> [Written instruction] Retype all of the material below line for line, without any changes.

Layout annotation data:

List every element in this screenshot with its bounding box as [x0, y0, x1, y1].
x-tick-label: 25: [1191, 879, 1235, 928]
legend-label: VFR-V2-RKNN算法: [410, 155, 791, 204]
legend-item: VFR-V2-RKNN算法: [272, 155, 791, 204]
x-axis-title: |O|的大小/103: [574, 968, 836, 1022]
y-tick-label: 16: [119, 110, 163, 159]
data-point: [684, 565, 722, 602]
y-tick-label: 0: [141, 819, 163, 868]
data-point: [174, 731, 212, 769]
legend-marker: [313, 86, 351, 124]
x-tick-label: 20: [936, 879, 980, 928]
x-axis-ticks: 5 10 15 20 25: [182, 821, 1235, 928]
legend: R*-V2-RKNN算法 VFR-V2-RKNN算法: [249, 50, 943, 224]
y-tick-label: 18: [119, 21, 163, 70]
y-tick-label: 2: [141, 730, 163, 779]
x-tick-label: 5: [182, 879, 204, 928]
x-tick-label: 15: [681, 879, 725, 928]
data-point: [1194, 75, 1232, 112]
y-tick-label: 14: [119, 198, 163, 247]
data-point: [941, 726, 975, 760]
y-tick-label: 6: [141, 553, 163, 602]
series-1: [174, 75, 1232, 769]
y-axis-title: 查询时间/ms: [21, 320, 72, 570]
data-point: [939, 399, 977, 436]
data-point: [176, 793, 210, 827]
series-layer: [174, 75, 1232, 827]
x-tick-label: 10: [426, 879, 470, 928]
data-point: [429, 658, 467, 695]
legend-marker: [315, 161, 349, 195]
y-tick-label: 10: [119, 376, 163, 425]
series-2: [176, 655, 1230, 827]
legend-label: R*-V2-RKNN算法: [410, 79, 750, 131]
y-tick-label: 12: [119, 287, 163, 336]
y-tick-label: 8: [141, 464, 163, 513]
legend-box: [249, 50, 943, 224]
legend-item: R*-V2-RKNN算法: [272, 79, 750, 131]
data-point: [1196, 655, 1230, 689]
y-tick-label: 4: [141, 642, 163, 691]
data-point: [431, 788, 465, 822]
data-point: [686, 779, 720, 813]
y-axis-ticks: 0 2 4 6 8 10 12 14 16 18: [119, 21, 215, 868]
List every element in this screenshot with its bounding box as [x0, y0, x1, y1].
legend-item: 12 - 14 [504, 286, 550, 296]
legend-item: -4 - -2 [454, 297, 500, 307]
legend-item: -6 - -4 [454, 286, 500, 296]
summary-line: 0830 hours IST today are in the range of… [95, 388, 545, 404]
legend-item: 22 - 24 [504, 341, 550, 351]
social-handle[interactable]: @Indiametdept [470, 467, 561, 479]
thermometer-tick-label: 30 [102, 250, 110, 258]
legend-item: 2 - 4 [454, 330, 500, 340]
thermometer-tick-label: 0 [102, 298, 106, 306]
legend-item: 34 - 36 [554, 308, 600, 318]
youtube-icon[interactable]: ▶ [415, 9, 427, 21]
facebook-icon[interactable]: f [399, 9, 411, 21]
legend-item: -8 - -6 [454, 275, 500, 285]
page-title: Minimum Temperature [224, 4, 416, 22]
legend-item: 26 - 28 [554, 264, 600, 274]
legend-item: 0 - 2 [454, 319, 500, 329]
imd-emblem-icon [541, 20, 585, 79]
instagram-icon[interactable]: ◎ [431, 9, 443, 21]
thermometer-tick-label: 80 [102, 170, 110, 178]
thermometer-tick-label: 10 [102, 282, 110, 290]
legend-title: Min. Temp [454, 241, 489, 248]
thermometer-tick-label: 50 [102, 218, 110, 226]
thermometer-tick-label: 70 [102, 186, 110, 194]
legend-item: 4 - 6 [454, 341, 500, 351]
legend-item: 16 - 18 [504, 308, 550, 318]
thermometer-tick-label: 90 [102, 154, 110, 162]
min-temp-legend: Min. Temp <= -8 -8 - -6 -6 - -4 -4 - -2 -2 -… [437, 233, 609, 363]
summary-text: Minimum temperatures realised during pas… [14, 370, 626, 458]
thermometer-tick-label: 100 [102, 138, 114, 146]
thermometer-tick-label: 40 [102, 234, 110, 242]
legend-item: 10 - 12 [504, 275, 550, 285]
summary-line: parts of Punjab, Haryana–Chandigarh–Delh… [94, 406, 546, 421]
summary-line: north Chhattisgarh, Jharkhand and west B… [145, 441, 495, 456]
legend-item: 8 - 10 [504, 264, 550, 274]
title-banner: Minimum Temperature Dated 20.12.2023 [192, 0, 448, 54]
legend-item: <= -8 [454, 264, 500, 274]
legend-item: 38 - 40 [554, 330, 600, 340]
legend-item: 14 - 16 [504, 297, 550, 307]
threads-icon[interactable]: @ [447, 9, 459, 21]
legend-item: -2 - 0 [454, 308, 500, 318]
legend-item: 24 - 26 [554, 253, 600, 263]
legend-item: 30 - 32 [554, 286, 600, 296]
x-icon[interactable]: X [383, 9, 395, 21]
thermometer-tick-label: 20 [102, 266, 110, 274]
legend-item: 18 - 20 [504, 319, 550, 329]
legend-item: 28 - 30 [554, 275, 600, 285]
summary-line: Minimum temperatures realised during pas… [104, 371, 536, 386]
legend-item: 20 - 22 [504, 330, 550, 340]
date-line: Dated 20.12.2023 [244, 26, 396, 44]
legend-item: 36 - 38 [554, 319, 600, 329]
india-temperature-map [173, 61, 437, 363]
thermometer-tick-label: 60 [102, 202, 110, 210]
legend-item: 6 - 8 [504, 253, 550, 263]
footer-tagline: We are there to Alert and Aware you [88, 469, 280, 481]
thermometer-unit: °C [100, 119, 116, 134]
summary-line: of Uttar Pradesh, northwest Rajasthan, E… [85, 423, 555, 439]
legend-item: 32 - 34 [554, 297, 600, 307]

> [Answer for the task]
List every element in this screenshot with its bounding box as [x0, y0, x1, y1].
x-tick-label: 25: [1191, 879, 1235, 928]
legend-label: VFR-V2-RKNN算法: [410, 155, 791, 204]
legend-item: VFR-V2-RKNN算法: [272, 155, 791, 204]
x-axis-title: |O|的大小/103: [574, 968, 836, 1022]
y-tick-label: 16: [119, 110, 163, 159]
data-point: [684, 565, 722, 602]
y-tick-label: 0: [141, 819, 163, 868]
data-point: [174, 731, 212, 769]
legend-marker: [313, 86, 351, 124]
x-tick-label: 20: [936, 879, 980, 928]
x-axis-ticks: 5 10 15 20 25: [182, 821, 1235, 928]
legend: R*-V2-RKNN算法 VFR-V2-RKNN算法: [249, 50, 943, 224]
y-tick-label: 18: [119, 21, 163, 70]
y-tick-label: 2: [141, 730, 163, 779]
x-tick-label: 5: [182, 879, 204, 928]
x-tick-label: 15: [681, 879, 725, 928]
data-point: [1194, 75, 1232, 112]
y-tick-label: 14: [119, 198, 163, 247]
data-point: [941, 726, 975, 760]
y-tick-label: 6: [141, 553, 163, 602]
series-1: [174, 75, 1232, 769]
y-axis-title: 查询时间/ms: [21, 320, 72, 570]
data-point: [939, 399, 977, 436]
data-point: [176, 793, 210, 827]
series-layer: [174, 75, 1232, 827]
x-tick-label: 10: [426, 879, 470, 928]
data-point: [429, 658, 467, 695]
legend-marker: [315, 161, 349, 195]
y-tick-label: 10: [119, 376, 163, 425]
series-2: [176, 655, 1230, 827]
legend-label: R*-V2-RKNN算法: [410, 79, 750, 131]
y-tick-label: 12: [119, 287, 163, 336]
y-tick-label: 8: [141, 464, 163, 513]
legend-box: [249, 50, 943, 224]
legend-item: R*-V2-RKNN算法: [272, 79, 750, 131]
data-point: [1196, 655, 1230, 689]
y-tick-label: 4: [141, 642, 163, 691]
data-point: [431, 788, 465, 822]
data-point: [686, 779, 720, 813]
y-axis-ticks: 0 2 4 6 8 10 12 14 16 18: [119, 21, 215, 868]
List every element in this screenshot with its bounding box as [x0, y0, x1, y1].
legend-item: 12 - 14 [504, 286, 550, 296]
legend-item: -4 - -2 [454, 297, 500, 307]
legend-item: -6 - -4 [454, 286, 500, 296]
summary-line: 0830 hours IST today are in the range of… [95, 388, 545, 404]
legend-item: 22 - 24 [504, 341, 550, 351]
social-handle[interactable]: @Indiametdept [470, 467, 561, 479]
thermometer-tick-label: 30 [102, 250, 110, 258]
legend-item: 2 - 4 [454, 330, 500, 340]
thermometer-tick-label: 0 [102, 298, 106, 306]
legend-item: 34 - 36 [554, 308, 600, 318]
youtube-icon[interactable]: ▶ [415, 9, 427, 21]
facebook-icon[interactable]: f [399, 9, 411, 21]
legend-item: -8 - -6 [454, 275, 500, 285]
page-title: Minimum Temperature [224, 4, 416, 22]
legend-item: 26 - 28 [554, 264, 600, 274]
legend-item: 0 - 2 [454, 319, 500, 329]
imd-emblem-icon [541, 20, 585, 79]
instagram-icon[interactable]: ◎ [431, 9, 443, 21]
thermometer-tick-label: 80 [102, 170, 110, 178]
thermometer-tick-label: 10 [102, 282, 110, 290]
legend-title: Min. Temp [454, 241, 489, 248]
thermometer-tick-label: 50 [102, 218, 110, 226]
thermometer-tick-label: 70 [102, 186, 110, 194]
legend-item: 4 - 6 [454, 341, 500, 351]
legend-item: 16 - 18 [504, 308, 550, 318]
thermometer-tick-label: 90 [102, 154, 110, 162]
min-temp-legend: Min. Temp <= -8 -8 - -6 -6 - -4 -4 - -2 -2 -… [437, 233, 609, 363]
summary-text: Minimum temperatures realised during pas… [14, 370, 626, 458]
thermometer-tick-label: 100 [102, 138, 114, 146]
thermometer-tick-label: 40 [102, 234, 110, 242]
legend-item: 10 - 12 [504, 275, 550, 285]
summary-line: parts of Punjab, Haryana–Chandigarh–Delh… [94, 406, 546, 421]
summary-line: north Chhattisgarh, Jharkhand and west B… [145, 441, 495, 456]
legend-item: 8 - 10 [504, 264, 550, 274]
title-banner: Minimum Temperature Dated 20.12.2023 [192, 0, 448, 54]
legend-item: <= -8 [454, 264, 500, 274]
legend-item: 38 - 40 [554, 330, 600, 340]
legend-item: 14 - 16 [504, 297, 550, 307]
threads-icon[interactable]: @ [447, 9, 459, 21]
legend-item: -2 - 0 [454, 308, 500, 318]
legend-item: 24 - 26 [554, 253, 600, 263]
legend-item: 30 - 32 [554, 286, 600, 296]
x-icon[interactable]: X [383, 9, 395, 21]
thermometer-tick-label: 20 [102, 266, 110, 274]
legend-item: 18 - 20 [504, 319, 550, 329]
legend-item: 28 - 30 [554, 275, 600, 285]
summary-line: Minimum temperatures realised during pas… [104, 371, 536, 386]
legend-item: 20 - 22 [504, 330, 550, 340]
date-line: Dated 20.12.2023 [244, 26, 396, 44]
legend-item: 36 - 38 [554, 319, 600, 329]
india-temperature-map [173, 61, 437, 363]
thermometer-tick-label: 60 [102, 202, 110, 210]
legend-item: 6 - 8 [504, 253, 550, 263]
footer-tagline: We are there to Alert and Aware you [88, 469, 280, 481]
thermometer-unit: °C [100, 119, 116, 134]
summary-line: of Uttar Pradesh, northwest Rajasthan, E… [85, 423, 555, 439]
legend-item: 32 - 34 [554, 297, 600, 307]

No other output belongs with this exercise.